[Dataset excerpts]
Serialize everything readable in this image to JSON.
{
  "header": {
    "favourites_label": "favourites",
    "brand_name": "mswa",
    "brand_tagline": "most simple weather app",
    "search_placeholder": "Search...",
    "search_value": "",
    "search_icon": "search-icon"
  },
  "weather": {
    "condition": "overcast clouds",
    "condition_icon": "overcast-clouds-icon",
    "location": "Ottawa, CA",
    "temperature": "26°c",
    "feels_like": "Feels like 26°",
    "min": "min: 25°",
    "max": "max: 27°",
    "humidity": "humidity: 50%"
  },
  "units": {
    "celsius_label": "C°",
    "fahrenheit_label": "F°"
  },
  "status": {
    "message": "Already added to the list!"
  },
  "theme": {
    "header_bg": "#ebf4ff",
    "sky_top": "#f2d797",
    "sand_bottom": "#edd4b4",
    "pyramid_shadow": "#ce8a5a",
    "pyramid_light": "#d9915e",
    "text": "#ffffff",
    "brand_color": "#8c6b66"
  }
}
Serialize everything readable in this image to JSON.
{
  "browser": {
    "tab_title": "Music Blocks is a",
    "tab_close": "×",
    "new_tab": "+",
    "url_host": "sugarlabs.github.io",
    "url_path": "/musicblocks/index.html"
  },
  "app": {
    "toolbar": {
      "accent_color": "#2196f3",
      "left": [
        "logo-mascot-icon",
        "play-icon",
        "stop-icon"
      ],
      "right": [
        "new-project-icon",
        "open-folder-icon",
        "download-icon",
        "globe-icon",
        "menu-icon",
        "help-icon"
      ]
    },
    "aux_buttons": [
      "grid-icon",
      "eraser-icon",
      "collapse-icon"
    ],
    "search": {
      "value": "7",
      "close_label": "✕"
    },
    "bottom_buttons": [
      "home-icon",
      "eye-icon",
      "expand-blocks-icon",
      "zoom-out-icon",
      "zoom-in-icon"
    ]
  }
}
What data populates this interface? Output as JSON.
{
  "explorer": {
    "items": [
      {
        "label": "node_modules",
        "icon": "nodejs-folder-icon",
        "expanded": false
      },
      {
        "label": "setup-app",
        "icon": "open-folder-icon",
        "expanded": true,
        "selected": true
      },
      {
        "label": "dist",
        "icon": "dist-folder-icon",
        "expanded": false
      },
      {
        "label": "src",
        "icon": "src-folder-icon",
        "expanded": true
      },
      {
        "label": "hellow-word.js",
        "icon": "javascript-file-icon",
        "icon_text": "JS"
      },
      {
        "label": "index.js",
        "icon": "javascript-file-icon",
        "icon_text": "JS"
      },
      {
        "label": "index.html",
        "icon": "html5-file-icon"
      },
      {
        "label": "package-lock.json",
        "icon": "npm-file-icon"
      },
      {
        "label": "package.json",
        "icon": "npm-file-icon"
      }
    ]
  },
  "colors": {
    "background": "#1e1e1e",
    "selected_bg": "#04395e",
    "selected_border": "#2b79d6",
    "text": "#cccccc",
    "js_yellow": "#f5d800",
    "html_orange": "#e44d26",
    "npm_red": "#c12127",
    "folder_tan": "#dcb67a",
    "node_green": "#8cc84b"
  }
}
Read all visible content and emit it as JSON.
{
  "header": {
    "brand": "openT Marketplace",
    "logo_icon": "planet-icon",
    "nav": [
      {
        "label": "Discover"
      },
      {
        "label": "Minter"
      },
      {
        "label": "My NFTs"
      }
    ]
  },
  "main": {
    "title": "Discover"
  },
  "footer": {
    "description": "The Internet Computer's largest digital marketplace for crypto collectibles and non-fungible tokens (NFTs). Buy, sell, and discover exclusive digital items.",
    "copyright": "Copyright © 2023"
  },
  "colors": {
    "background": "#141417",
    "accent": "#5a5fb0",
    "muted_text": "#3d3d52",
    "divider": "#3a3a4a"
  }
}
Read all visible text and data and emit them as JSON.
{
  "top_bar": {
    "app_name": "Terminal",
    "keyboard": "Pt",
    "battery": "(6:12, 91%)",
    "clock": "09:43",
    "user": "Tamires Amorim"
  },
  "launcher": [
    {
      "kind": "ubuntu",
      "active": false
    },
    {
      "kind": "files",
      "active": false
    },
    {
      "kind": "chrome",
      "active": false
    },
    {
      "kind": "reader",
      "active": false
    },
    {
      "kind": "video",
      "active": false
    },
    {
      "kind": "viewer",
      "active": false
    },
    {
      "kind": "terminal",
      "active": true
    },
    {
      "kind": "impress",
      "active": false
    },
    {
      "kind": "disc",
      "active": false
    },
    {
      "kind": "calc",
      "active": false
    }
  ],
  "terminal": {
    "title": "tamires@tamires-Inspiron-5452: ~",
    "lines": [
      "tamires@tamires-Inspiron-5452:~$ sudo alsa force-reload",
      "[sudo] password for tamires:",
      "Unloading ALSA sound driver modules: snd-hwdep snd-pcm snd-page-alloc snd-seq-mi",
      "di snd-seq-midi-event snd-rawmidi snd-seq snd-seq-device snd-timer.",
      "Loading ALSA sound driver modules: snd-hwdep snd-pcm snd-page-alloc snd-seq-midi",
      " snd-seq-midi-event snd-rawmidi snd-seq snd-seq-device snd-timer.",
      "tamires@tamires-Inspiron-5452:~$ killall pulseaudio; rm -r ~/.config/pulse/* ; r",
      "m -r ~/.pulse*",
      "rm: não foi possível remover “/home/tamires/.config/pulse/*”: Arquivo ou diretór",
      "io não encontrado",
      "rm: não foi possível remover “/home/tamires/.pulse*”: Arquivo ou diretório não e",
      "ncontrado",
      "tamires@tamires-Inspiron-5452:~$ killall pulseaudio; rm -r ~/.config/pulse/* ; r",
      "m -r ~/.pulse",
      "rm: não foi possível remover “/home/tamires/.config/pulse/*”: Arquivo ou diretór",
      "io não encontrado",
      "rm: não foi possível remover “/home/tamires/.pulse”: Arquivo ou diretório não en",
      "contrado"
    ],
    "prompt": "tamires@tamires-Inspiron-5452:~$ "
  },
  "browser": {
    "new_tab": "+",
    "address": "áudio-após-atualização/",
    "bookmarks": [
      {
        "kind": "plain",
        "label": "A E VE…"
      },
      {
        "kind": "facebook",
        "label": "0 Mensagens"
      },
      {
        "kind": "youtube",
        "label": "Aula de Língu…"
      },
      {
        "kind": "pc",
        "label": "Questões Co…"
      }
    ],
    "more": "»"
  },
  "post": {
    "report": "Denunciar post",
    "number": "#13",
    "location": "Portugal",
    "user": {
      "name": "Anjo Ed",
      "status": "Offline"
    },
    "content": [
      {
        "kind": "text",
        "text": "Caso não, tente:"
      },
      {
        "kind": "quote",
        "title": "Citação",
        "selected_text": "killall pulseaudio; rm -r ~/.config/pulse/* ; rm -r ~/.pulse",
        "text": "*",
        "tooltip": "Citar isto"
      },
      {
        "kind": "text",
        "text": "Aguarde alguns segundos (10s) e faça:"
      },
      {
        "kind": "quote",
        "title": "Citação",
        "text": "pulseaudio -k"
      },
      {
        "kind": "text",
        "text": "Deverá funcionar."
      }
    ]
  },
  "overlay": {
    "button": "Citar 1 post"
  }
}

Task description: Output the full listing without altering anything.

Task output:
Serialize everything readable in this image to JSON.
{
  "header": {
    "favourites_label": "favourites",
    "brand_name": "mswa",
    "brand_tagline": "most simple weather app",
    "search_placeholder": "Search...",
    "search_value": "",
    "search_icon": "search-icon"
  },
  "weather": {
    "condition": "overcast clouds",
    "condition_icon": "overcast-clouds-icon",
    "location": "Ottawa, CA",
    "temperature": "26°c",
    "feels_like": "Feels like 26°",
    "min": "min: 25°",
    "max": "max: 27°",
    "humidity": "humidity: 50%"
  },
  "units": {
    "celsius_label": "C°",
    "fahrenheit_label": "F°"
  },
  "status": {
    "message": "Already added to the list!"
  },
  "theme": {
    "header_bg": "#ebf4ff",
    "sky_top": "#f2d797",
    "sand_bottom": "#edd4b4",
    "pyramid_shadow": "#ce8a5a",
    "pyramid_light": "#d9915e",
    "text": "#ffffff",
    "brand_color": "#8c6b66"
  }
}
Serialize everything readable in this image to JSON.
{
  "browser": {
    "tab_title": "Music Blocks is a",
    "tab_close": "×",
    "new_tab": "+",
    "url_host": "sugarlabs.github.io",
    "url_path": "/musicblocks/index.html"
  },
  "app": {
    "toolbar": {
      "accent_color": "#2196f3",
      "left": [
        "logo-mascot-icon",
        "play-icon",
        "stop-icon"
      ],
      "right": [
        "new-project-icon",
        "open-folder-icon",
        "download-icon",
        "globe-icon",
        "menu-icon",
        "help-icon"
      ]
    },
    "aux_buttons": [
      "grid-icon",
      "eraser-icon",
      "collapse-icon"
    ],
    "search": {
      "value": "7",
      "close_label": "✕"
    },
    "bottom_buttons": [
      "home-icon",
      "eye-icon",
      "expand-blocks-icon",
      "zoom-out-icon",
      "zoom-in-icon"
    ]
  }
}
What data populates this interface? Output as JSON.
{
  "explorer": {
    "items": [
      {
        "label": "node_modules",
        "icon": "nodejs-folder-icon",
        "expanded": false
      },
      {
        "label": "setup-app",
        "icon": "open-folder-icon",
        "expanded": true,
        "selected": true
      },
      {
        "label": "dist",
        "icon": "dist-folder-icon",
        "expanded": false
      },
      {
        "label": "src",
        "icon": "src-folder-icon",
        "expanded": true
      },
      {
        "label": "hellow-word.js",
        "icon": "javascript-file-icon",
        "icon_text": "JS"
      },
      {
        "label": "index.js",
        "icon": "javascript-file-icon",
        "icon_text": "JS"
      },
      {
        "label": "index.html",
        "icon": "html5-file-icon"
      },
      {
        "label": "package-lock.json",
        "icon": "npm-file-icon"
      },
      {
        "label": "package.json",
        "icon": "npm-file-icon"
      }
    ]
  },
  "colors": {
    "background": "#1e1e1e",
    "selected_bg": "#04395e",
    "selected_border": "#2b79d6",
    "text": "#cccccc",
    "js_yellow": "#f5d800",
    "html_orange": "#e44d26",
    "npm_red": "#c12127",
    "folder_tan": "#dcb67a",
    "node_green": "#8cc84b"
  }
}
Read all visible content and emit it as JSON.
{
  "header": {
    "brand": "openT Marketplace",
    "logo_icon": "planet-icon",
    "nav": [
      {
        "label": "Discover"
      },
      {
        "label": "Minter"
      },
      {
        "label": "My NFTs"
      }
    ]
  },
  "main": {
    "title": "Discover"
  },
  "footer": {
    "description": "The Internet Computer's largest digital marketplace for crypto collectibles and non-fungible tokens (NFTs). Buy, sell, and discover exclusive digital items.",
    "copyright": "Copyright © 2023"
  },
  "colors": {
    "background": "#141417",
    "accent": "#5a5fb0",
    "muted_text": "#3d3d52",
    "divider": "#3a3a4a"
  }
}
Read all visible text and data and emit them as JSON.
{
  "top_bar": {
    "app_name": "Terminal",
    "keyboard": "Pt",
    "battery": "(6:12, 91%)",
    "clock": "09:43",
    "user": "Tamires Amorim"
  },
  "launcher": [
    {
      "kind": "ubuntu",
      "active": false
    },
    {
      "kind": "files",
      "active": false
    },
    {
      "kind": "chrome",
      "active": false
    },
    {
      "kind": "reader",
      "active": false
    },
    {
      "kind": "video",
      "active": false
    },
    {
      "kind": "viewer",
      "active": false
    },
    {
      "kind": "terminal",
      "active": true
    },
    {
      "kind": "impress",
      "active": false
    },
    {
      "kind": "disc",
      "active": false
    },
    {
      "kind": "calc",
      "active": false
    }
  ],
  "terminal": {
    "title": "tamires@tamires-Inspiron-5452: ~",
    "lines": [
      "tamires@tamires-Inspiron-5452:~$ sudo alsa force-reload",
      "[sudo] password for tamires:",
      "Unloading ALSA sound driver modules: snd-hwdep snd-pcm snd-page-alloc snd-seq-mi",
      "di snd-seq-midi-event snd-rawmidi snd-seq snd-seq-device snd-timer.",
      "Loading ALSA sound driver modules: snd-hwdep snd-pcm snd-page-alloc snd-seq-midi",
      " snd-seq-midi-event snd-rawmidi snd-seq snd-seq-device snd-timer.",
      "tamires@tamires-Inspiron-5452:~$ killall pulseaudio; rm -r ~/.config/pulse/* ; r",
      "m -r ~/.pulse*",
      "rm: não foi possível remover “/home/tamires/.config/pulse/*”: Arquivo ou diretór",
      "io não encontrado",
      "rm: não foi possível remover “/home/tamires/.pulse*”: Arquivo ou diretório não e",
      "ncontrado",
      "tamires@tamires-Inspiron-5452:~$ killall pulseaudio; rm -r ~/.config/pulse/* ; r",
      "m -r ~/.pulse",
      "rm: não foi possível remover “/home/tamires/.config/pulse/*”: Arquivo ou diretór",
      "io não encontrado",
      "rm: não foi possível remover “/home/tamires/.pulse”: Arquivo ou diretório não en",
      "contrado"
    ],
    "prompt": "tamires@tamires-Inspiron-5452:~$ "
  },
  "browser": {
    "new_tab": "+",
    "address": "áudio-após-atualização/",
    "bookmarks": [
      {
        "kind": "plain",
        "label": "A E VE…"
      },
      {
        "kind": "facebook",
        "label": "0 Mensagens"
      },
      {
        "kind": "youtube",
        "label": "Aula de Língu…"
      },
      {
        "kind": "pc",
        "label": "Questões Co…"
      }
    ],
    "more": "»"
  },
  "post": {
    "report": "Denunciar post",
    "number": "#13",
    "location": "Portugal",
    "user": {
      "name": "Anjo Ed",
      "status": "Offline"
    },
    "content": [
      {
        "kind": "text",
        "text": "Caso não, tente:"
      },
      {
        "kind": "quote",
        "title": "Citação",
        "selected_text": "killall pulseaudio; rm -r ~/.config/pulse/* ; rm -r ~/.pulse",
        "text": "*",
        "tooltip": "Citar isto"
      },
      {
        "kind": "text",
        "text": "Aguarde alguns segundos (10s) e faça:"
      },
      {
        "kind": "quote",
        "title": "Citação",
        "text": "pulseaudio -k"
      },
      {
        "kind": "text",
        "text": "Deverá funcionar."
      }
    ]
  },
  "overlay": {
    "button": "Citar 1 post"
  }
}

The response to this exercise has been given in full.